**Short task A**
In the forum thread on managing table records in C# below, how many rows does tbl_customer hold?
**Short task B**
The forum thread on managing table records in C# below describes a workflow for filtering records. List every step of that workflow, in order.

*** Text to read

The best way to manage records in a table - c#

I am sorry that they ask this question has been asked many times but I still have not yet found the best answer.
I am worried applications take a long time to download the record or filter the records. Assuming I have a table called tbl_customer. And records in tbl_customer more than 10,000 rows.
The first question, I am using Data Grid View to display the records. Would be ideal if I download all the records up to 10,000 rows into the Data Grid View? Or perhaps I had better put the record row limit?
Second question, what is the best way to filter records in tbl_customer. Do we just need to query using SQL? or using LINQ? or maybe there is a better way?
For now, I only use this way:
DataTable dtCustomer = new DataTable();
using (SqlConnection conn = new SqlConnection(cs.connString))
{
string query = "SELECT customerName,customerAddress FROM tbl_customer WHERE customerAddress = '"+addressValue+"' ORDER BY customerName ASC;";
using (SqlDataAdapter adap = new SqlDataAdapter(query, conn))
{
adap.Fill(dtCustomer);
}
}
dgvListCustomer.DataSource = dtCustomer
Then I learn about LINQ so i do like this
DataTable dtCustomer = new DataTable();
using (SqlConnection conn = new SqlConnection(cs.connString))
{
string query = "SELECT * FROM tbl_customer ORDER BY customerName ASC;";
using (SqlDataAdapter adap = new SqlDataAdapter(query, conn))
{
adap.Fill(dtCustomer);
}
}
var resultCustomer = from row in dtCustomer.AsEnumerable()
where row.Field<string>("customerAddress") == addressValue
select new
{
customerName = row["customerName"].ToString(),
customerAddress = row2["customerAddress"].ToString(),
};
dgvListCustomer.DataSource = resultCustomer;
Workflow SQL> DATATABLE> LINQ > DataGridView is suitable to filter records? Or if there are better suggestions are most welcome.
Thanks you..:)

I am worried applications take a long time to download the record or filter the records.
Welcome - you seem to live in a world like me where performance ms measured in milliseconds, and yes, on a low power server it will take likely more than a millisecond (0.001 seconds) to hot load and filter 10.000 rows.
As such, my advice is not to put that database on a tablet or mobile phone but to use at least a decent desktop level compute r or VM for the database server.
As a hint: I am regularly making queries on a billion row table and it is fast. Anything below a million rows is a joke these days - in fact it was nothing worth mentioning when I started with databases more than 15 years ago. You are the guy asking whether it is better to have a ferrari or a porsche becauese you are concerned whether any of those case goes more than 20km/h.
Would be ideal if I download all the records up to 10,000 rows into the Data Grid View?
In order to get fired? Yes. Old rule with databases: never load more data than you have to, especially when you have no clue. Forget the SQL side - you will get UI problems with 10.000 rows and more, especially usability issues.
Do we just need to query using SQL? or using LINQ?

******
*** Recorded data

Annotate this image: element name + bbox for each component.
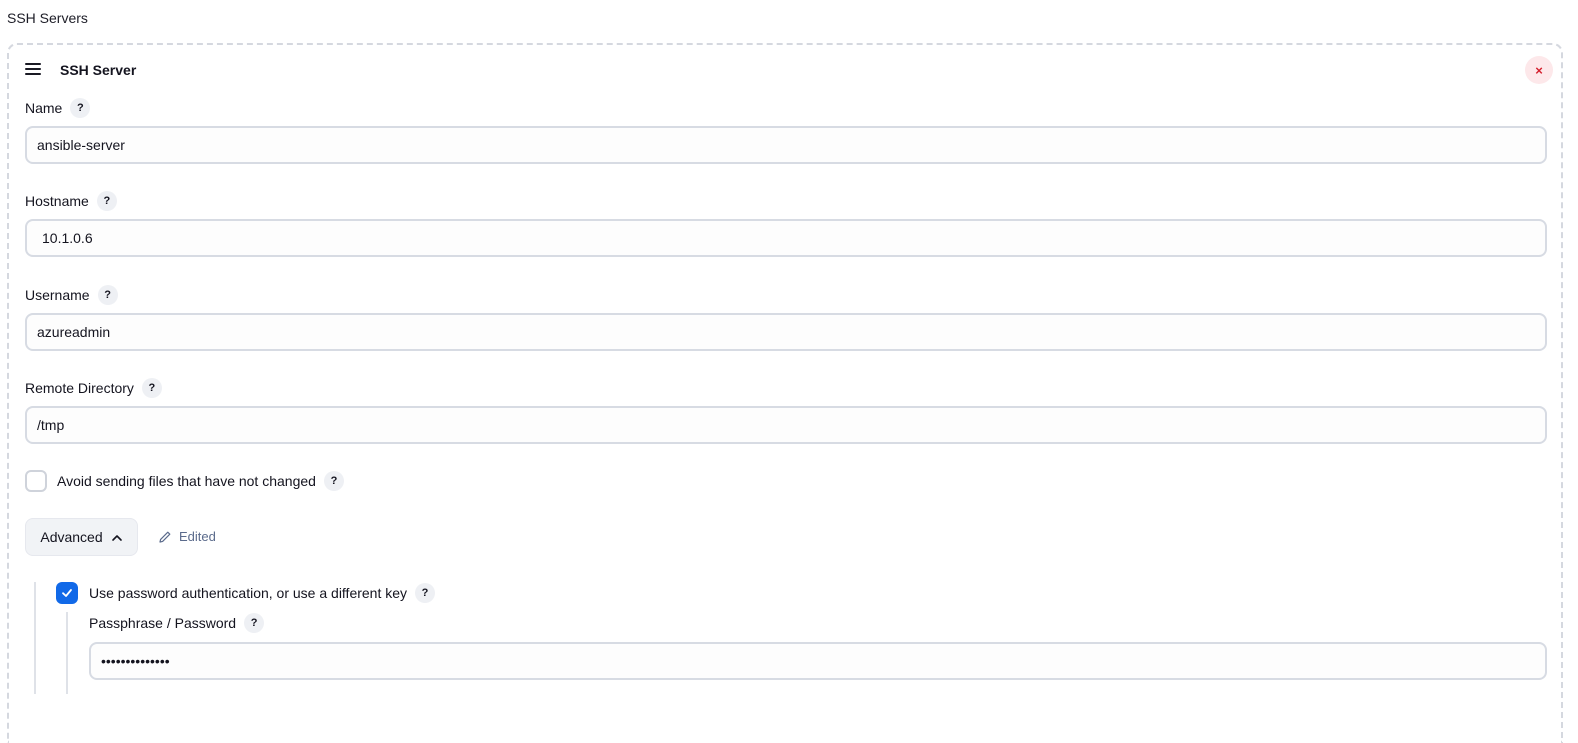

******

**Output A**
More than 10,000 rows.

**Output B**
1. SQL
2. DataTable
3. LINQ
4. DataGridView